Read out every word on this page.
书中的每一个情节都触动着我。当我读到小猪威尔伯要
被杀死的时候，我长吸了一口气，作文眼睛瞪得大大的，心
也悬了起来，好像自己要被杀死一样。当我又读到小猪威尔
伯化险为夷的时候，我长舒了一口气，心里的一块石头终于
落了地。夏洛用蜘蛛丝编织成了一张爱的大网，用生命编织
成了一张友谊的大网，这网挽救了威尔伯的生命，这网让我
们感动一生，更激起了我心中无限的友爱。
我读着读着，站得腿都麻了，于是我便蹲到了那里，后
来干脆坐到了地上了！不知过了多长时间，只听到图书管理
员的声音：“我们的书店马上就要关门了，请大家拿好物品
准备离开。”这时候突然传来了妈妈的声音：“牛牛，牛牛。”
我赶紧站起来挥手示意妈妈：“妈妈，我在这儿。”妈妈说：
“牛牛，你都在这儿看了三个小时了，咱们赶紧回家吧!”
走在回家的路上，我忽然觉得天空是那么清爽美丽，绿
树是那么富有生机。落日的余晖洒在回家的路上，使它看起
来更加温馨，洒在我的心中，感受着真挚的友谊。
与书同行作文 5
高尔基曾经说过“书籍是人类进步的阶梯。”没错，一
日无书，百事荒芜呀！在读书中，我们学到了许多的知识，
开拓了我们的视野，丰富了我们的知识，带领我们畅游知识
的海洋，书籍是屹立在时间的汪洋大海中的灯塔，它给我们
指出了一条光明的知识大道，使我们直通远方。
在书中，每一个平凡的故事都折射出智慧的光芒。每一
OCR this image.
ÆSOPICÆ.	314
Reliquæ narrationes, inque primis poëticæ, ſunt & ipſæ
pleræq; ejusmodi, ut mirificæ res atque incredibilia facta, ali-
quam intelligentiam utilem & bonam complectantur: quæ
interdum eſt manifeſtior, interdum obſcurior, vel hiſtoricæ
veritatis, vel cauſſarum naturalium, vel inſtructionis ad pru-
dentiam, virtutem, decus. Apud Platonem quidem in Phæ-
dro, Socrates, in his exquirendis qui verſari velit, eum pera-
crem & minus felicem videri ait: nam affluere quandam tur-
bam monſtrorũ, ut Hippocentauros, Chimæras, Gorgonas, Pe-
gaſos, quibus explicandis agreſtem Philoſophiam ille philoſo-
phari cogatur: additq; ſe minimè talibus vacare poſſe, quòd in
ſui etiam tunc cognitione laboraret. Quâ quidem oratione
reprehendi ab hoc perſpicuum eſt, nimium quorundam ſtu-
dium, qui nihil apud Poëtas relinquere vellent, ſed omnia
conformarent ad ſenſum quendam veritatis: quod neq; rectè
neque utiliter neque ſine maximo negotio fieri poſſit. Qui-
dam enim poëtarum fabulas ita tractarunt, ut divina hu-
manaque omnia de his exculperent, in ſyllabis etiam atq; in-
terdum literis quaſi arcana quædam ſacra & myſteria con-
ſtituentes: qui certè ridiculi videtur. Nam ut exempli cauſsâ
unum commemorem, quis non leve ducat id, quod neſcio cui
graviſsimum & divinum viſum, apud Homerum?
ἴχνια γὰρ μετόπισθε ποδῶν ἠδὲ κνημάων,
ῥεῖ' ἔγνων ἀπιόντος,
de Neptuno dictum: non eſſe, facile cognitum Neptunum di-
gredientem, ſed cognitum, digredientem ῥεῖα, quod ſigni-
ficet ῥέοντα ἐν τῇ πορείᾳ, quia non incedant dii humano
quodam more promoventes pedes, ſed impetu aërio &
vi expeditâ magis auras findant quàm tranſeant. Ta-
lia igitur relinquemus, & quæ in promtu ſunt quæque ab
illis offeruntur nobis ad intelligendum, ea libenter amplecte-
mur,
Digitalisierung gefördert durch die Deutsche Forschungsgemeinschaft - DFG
= = = = = = =
● **Short exercise**: Pick out the lines that include the word "omnia" and write them out.

● **Result of the exercise**:
dium, qui nihil apud Poëtas relinquere vellent, ſed omnia
manaque omnia de his exculperent, in ſyllabis etiam atq; in-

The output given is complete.